(Records from a dataset)
--- Start ---

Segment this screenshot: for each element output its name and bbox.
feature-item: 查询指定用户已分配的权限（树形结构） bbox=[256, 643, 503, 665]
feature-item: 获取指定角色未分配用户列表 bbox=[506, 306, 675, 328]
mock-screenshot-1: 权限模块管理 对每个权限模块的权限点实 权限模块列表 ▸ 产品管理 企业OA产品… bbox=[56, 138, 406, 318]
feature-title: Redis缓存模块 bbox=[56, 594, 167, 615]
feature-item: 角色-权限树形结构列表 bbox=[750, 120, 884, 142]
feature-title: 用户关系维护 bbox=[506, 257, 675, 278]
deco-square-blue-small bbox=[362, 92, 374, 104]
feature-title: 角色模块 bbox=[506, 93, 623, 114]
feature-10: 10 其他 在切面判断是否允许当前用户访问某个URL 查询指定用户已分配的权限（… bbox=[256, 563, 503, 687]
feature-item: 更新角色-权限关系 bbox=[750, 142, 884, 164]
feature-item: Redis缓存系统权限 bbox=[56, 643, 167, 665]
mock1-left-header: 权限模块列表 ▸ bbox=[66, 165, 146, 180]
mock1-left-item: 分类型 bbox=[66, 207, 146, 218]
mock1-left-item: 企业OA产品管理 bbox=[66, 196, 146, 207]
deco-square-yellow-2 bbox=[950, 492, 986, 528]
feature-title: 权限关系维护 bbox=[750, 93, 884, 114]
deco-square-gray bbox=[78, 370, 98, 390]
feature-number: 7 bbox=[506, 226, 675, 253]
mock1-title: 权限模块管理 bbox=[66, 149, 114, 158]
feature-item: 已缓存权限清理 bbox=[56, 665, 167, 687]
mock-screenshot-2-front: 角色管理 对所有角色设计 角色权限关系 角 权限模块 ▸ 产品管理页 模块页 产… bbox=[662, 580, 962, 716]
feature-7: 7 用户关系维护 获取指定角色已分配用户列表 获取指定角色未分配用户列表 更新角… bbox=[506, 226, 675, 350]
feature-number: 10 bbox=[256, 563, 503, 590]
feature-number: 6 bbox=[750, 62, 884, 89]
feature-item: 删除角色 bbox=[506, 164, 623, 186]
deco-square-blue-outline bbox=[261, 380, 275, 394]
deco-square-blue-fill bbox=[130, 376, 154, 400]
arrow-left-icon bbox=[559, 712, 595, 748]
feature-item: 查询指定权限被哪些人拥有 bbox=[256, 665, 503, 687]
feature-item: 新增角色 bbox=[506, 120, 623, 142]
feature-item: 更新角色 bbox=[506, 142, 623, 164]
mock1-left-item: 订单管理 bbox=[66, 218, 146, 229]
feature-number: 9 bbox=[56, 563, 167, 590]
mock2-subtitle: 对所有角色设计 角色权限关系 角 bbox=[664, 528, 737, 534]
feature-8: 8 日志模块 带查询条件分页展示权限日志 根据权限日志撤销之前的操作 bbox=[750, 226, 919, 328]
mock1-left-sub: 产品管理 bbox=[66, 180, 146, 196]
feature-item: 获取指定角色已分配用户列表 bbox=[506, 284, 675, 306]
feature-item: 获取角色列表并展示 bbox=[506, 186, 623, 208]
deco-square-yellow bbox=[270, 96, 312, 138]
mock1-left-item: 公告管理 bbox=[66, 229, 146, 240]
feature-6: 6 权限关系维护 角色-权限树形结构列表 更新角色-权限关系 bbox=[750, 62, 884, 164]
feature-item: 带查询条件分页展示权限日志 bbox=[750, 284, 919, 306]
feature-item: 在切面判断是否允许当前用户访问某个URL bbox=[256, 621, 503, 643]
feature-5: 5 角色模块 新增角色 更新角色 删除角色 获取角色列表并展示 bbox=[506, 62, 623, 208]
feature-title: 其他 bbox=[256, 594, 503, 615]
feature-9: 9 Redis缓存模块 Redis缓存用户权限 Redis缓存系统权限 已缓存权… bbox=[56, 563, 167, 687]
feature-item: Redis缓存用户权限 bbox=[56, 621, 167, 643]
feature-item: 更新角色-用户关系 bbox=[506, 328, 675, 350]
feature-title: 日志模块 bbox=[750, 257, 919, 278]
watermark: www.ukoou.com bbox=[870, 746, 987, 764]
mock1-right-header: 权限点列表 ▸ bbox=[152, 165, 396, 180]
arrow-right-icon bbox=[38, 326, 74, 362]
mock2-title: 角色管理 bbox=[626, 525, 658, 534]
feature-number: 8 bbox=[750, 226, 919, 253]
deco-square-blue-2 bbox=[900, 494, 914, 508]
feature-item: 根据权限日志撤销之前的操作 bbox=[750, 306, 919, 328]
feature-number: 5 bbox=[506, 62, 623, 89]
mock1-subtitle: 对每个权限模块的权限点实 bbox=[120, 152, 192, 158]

--- End ---

Can you rewrite the listing with each "feature-item" swapped for "list-entry", keeping everything else unchanged?

- FINAL RESULT:
Segment this screenshot: for each element output its name and bbox.
list-entry: 查询指定用户已分配的权限（树形结构） bbox=[256, 643, 503, 665]
list-entry: 获取指定角色未分配用户列表 bbox=[506, 306, 675, 328]
mock-screenshot-1: 权限模块管理 对每个权限模块的权限点实 权限模块列表 ▸ 产品管理 企业OA产品… bbox=[56, 138, 406, 318]
feature-title: Redis缓存模块 bbox=[56, 594, 167, 615]
list-entry: 角色-权限树形结构列表 bbox=[750, 120, 884, 142]
feature-title: 用户关系维护 bbox=[506, 257, 675, 278]
deco-square-blue-small bbox=[362, 92, 374, 104]
feature-title: 角色模块 bbox=[506, 93, 623, 114]
feature-10: 10 其他 在切面判断是否允许当前用户访问某个URL 查询指定用户已分配的权限（… bbox=[256, 563, 503, 687]
list-entry: 更新角色-权限关系 bbox=[750, 142, 884, 164]
list-entry: Redis缓存系统权限 bbox=[56, 643, 167, 665]
mock1-left-header: 权限模块列表 ▸ bbox=[66, 165, 146, 180]
mock1-left-item: 分类型 bbox=[66, 207, 146, 218]
mock1-left-item: 企业OA产品管理 bbox=[66, 196, 146, 207]
deco-square-yellow-2 bbox=[950, 492, 986, 528]
feature-title: 权限关系维护 bbox=[750, 93, 884, 114]
deco-square-gray bbox=[78, 370, 98, 390]
feature-number: 7 bbox=[506, 226, 675, 253]
mock1-title: 权限模块管理 bbox=[66, 149, 114, 158]
list-entry: 已缓存权限清理 bbox=[56, 665, 167, 687]
mock-screenshot-2-front: 角色管理 对所有角色设计 角色权限关系 角 权限模块 ▸ 产品管理页 模块页 产… bbox=[662, 580, 962, 716]
feature-7: 7 用户关系维护 获取指定角色已分配用户列表 获取指定角色未分配用户列表 更新角… bbox=[506, 226, 675, 350]
feature-number: 10 bbox=[256, 563, 503, 590]
feature-number: 6 bbox=[750, 62, 884, 89]
list-entry: 删除角色 bbox=[506, 164, 623, 186]
deco-square-blue-outline bbox=[261, 380, 275, 394]
deco-square-blue-fill bbox=[130, 376, 154, 400]
arrow-left-icon bbox=[559, 712, 595, 748]
list-entry: 查询指定权限被哪些人拥有 bbox=[256, 665, 503, 687]
list-entry: 新增角色 bbox=[506, 120, 623, 142]
list-entry: 更新角色 bbox=[506, 142, 623, 164]
mock1-left-item: 订单管理 bbox=[66, 218, 146, 229]
feature-number: 9 bbox=[56, 563, 167, 590]
mock2-subtitle: 对所有角色设计 角色权限关系 角 bbox=[664, 528, 737, 534]
feature-8: 8 日志模块 带查询条件分页展示权限日志 根据权限日志撤销之前的操作 bbox=[750, 226, 919, 328]
mock1-left-sub: 产品管理 bbox=[66, 180, 146, 196]
list-entry: 获取指定角色已分配用户列表 bbox=[506, 284, 675, 306]
list-entry: 获取角色列表并展示 bbox=[506, 186, 623, 208]
deco-square-yellow bbox=[270, 96, 312, 138]
mock1-left-item: 公告管理 bbox=[66, 229, 146, 240]
feature-6: 6 权限关系维护 角色-权限树形结构列表 更新角色-权限关系 bbox=[750, 62, 884, 164]
list-entry: 带查询条件分页展示权限日志 bbox=[750, 284, 919, 306]
list-entry: 在切面判断是否允许当前用户访问某个URL bbox=[256, 621, 503, 643]
feature-5: 5 角色模块 新增角色 更新角色 删除角色 获取角色列表并展示 bbox=[506, 62, 623, 208]
feature-title: 其他 bbox=[256, 594, 503, 615]
feature-9: 9 Redis缓存模块 Redis缓存用户权限 Redis缓存系统权限 已缓存权… bbox=[56, 563, 167, 687]
list-entry: Redis缓存用户权限 bbox=[56, 621, 167, 643]
list-entry: 更新角色-用户关系 bbox=[506, 328, 675, 350]
feature-title: 日志模块 bbox=[750, 257, 919, 278]
watermark: www.ukoou.com bbox=[870, 746, 987, 764]
mock1-right-header: 权限点列表 ▸ bbox=[152, 165, 396, 180]
arrow-right-icon bbox=[38, 326, 74, 362]
mock2-title: 角色管理 bbox=[626, 525, 658, 534]
feature-number: 8 bbox=[750, 226, 919, 253]
deco-square-blue-2 bbox=[900, 494, 914, 508]
list-entry: 根据权限日志撤销之前的操作 bbox=[750, 306, 919, 328]
feature-number: 5 bbox=[506, 62, 623, 89]
mock1-subtitle: 对每个权限模块的权限点实 bbox=[120, 152, 192, 158]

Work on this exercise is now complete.